• [Task requirements]
Give the count of lines in the data that include "specialized", with no other words.

• [Data to use]

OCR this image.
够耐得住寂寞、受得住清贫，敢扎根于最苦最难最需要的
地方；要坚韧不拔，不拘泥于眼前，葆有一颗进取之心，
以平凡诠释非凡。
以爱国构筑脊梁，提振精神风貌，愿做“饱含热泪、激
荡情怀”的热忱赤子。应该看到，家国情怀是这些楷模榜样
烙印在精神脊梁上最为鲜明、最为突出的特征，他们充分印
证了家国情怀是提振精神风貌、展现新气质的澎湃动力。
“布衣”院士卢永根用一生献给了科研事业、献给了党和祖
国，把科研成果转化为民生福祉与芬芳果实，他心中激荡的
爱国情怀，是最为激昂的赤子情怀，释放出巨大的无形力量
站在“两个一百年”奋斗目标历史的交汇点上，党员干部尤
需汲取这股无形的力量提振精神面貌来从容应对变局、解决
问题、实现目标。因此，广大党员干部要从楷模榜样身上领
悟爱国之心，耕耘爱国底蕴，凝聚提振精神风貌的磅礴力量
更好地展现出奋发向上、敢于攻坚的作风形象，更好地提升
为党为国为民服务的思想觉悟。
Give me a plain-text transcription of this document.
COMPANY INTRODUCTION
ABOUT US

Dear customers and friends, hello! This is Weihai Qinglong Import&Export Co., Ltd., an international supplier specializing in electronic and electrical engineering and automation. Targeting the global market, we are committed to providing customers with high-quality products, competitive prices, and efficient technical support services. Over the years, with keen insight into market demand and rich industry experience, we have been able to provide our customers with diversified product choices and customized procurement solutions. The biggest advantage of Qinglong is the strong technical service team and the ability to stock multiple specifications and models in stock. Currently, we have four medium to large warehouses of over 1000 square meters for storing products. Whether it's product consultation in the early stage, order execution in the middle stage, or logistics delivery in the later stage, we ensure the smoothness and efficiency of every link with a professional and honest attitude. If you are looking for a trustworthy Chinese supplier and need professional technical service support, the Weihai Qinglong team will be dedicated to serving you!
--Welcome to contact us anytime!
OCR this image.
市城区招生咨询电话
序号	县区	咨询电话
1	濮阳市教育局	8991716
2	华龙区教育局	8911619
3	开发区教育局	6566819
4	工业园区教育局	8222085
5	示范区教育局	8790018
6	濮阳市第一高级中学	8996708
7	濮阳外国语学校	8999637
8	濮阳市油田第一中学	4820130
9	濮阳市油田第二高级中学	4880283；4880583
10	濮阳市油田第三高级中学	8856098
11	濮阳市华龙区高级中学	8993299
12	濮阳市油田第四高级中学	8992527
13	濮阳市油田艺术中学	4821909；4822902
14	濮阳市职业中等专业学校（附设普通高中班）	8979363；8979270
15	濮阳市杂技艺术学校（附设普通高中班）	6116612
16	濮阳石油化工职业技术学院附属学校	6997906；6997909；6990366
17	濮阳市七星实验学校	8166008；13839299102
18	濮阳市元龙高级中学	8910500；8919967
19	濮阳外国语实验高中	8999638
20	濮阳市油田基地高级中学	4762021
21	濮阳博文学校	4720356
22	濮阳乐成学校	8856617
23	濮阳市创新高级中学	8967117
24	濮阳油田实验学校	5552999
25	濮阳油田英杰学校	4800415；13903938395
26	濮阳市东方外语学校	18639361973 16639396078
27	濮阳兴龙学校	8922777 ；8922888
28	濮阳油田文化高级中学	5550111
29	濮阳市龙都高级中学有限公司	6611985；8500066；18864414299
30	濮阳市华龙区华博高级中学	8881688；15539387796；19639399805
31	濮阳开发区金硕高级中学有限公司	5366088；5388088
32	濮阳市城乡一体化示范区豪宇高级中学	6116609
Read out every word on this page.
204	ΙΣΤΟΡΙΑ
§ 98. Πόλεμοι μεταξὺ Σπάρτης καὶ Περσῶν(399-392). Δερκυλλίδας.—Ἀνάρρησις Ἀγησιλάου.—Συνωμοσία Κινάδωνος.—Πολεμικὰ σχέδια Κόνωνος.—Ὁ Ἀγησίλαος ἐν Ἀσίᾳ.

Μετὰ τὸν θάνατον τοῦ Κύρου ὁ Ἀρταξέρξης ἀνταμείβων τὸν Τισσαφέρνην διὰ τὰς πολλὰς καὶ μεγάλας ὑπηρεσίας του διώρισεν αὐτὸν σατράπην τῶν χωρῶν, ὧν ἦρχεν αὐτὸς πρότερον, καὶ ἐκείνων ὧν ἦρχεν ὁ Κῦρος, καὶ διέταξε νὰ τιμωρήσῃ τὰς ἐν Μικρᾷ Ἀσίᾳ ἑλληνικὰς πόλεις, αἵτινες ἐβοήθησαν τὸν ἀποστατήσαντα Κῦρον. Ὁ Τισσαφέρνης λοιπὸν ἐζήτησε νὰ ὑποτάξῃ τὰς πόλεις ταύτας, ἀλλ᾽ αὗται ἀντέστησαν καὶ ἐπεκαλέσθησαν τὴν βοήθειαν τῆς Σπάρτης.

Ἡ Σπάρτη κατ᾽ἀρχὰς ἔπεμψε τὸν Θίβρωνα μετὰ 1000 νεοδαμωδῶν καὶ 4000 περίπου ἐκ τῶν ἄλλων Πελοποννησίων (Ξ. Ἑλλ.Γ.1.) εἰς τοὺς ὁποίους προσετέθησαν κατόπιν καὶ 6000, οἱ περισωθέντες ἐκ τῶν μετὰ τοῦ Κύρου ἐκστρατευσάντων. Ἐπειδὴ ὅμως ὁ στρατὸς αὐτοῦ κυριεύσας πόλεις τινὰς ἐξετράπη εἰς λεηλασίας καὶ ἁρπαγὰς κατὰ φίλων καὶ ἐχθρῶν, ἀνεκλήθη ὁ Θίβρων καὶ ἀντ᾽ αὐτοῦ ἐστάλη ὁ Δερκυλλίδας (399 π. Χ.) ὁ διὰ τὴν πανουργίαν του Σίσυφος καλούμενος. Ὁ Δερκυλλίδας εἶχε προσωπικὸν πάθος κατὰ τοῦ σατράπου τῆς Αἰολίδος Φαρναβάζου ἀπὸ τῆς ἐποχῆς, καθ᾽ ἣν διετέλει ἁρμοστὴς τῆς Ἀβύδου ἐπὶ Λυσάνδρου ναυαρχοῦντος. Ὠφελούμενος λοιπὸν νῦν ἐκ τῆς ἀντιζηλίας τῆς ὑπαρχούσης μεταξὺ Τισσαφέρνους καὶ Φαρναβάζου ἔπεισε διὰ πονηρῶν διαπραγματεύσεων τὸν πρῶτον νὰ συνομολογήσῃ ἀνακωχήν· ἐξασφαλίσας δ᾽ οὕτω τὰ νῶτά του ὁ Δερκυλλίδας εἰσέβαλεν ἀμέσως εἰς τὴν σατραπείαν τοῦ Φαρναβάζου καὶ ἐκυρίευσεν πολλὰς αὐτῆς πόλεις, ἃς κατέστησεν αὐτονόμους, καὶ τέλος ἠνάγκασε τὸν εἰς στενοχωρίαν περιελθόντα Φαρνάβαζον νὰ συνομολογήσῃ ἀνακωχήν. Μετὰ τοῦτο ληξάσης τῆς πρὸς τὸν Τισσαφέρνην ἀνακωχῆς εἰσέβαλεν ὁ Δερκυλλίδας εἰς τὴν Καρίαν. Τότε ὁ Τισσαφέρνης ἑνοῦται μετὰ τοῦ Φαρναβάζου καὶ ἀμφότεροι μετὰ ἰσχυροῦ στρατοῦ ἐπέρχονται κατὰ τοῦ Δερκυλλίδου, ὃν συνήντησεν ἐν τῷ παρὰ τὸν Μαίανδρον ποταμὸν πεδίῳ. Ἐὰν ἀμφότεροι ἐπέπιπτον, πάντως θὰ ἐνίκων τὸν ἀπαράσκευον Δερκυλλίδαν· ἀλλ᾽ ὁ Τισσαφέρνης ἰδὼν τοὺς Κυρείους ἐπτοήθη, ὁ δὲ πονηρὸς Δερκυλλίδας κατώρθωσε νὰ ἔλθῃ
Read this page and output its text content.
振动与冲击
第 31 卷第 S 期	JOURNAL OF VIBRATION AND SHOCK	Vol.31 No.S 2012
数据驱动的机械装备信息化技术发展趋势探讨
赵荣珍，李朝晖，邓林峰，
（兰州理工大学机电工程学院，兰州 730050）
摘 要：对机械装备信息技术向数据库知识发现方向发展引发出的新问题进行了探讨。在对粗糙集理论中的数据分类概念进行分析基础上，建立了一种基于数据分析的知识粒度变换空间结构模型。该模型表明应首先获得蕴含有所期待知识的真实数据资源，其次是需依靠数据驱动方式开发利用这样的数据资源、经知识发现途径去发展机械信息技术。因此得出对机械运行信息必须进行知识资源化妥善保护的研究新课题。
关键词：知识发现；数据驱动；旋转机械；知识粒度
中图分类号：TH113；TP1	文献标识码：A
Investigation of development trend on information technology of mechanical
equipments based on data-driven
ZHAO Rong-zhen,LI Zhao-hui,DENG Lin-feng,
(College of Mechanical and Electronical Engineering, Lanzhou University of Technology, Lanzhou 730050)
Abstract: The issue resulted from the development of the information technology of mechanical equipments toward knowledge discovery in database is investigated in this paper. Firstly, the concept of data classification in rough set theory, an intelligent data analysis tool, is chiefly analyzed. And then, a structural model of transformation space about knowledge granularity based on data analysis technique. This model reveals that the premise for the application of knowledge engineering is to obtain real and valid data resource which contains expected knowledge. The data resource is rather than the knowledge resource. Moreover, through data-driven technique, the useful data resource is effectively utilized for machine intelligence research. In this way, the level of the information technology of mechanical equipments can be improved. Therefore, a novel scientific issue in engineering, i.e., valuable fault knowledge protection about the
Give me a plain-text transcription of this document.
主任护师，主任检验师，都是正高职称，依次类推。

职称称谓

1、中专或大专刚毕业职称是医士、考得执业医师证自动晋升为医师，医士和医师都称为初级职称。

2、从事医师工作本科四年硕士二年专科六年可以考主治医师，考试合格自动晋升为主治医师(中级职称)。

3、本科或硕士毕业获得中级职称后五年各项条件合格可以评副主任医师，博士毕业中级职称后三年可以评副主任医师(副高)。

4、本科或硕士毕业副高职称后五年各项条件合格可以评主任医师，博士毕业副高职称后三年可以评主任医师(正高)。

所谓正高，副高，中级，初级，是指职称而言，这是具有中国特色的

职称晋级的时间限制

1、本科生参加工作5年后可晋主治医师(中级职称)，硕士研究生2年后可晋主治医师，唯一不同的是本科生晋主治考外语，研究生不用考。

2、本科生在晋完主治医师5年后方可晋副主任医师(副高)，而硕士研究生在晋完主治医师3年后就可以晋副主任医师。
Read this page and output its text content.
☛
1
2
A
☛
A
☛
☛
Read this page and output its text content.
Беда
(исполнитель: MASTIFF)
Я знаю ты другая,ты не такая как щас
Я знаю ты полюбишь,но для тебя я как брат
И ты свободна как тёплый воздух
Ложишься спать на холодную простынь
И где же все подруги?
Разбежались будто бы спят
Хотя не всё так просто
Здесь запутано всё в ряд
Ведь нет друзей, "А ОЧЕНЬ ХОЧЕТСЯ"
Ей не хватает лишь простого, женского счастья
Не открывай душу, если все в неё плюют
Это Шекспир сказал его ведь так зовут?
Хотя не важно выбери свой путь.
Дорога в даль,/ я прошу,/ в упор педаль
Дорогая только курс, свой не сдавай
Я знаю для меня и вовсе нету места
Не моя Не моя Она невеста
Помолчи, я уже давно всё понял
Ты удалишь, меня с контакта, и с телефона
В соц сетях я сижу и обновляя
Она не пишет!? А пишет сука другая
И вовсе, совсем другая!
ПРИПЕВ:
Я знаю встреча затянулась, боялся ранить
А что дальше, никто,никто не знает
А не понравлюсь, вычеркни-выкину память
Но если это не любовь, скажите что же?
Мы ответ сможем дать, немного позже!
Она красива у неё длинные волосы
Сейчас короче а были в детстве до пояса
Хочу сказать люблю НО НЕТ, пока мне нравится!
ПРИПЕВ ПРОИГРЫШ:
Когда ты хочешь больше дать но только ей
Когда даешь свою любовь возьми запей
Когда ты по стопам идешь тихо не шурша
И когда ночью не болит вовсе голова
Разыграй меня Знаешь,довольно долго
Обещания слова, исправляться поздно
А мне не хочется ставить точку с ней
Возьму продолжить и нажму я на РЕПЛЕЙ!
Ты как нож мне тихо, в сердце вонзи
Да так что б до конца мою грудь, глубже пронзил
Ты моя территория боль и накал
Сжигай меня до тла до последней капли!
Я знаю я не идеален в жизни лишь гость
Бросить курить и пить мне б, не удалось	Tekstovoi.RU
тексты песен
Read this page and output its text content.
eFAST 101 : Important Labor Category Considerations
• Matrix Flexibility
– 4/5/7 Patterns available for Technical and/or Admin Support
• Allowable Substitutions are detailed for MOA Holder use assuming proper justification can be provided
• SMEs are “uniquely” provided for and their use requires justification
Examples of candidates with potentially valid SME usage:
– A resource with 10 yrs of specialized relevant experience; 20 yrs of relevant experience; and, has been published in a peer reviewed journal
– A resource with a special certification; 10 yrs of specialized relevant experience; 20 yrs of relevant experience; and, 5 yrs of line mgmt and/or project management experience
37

• [Solution below]
2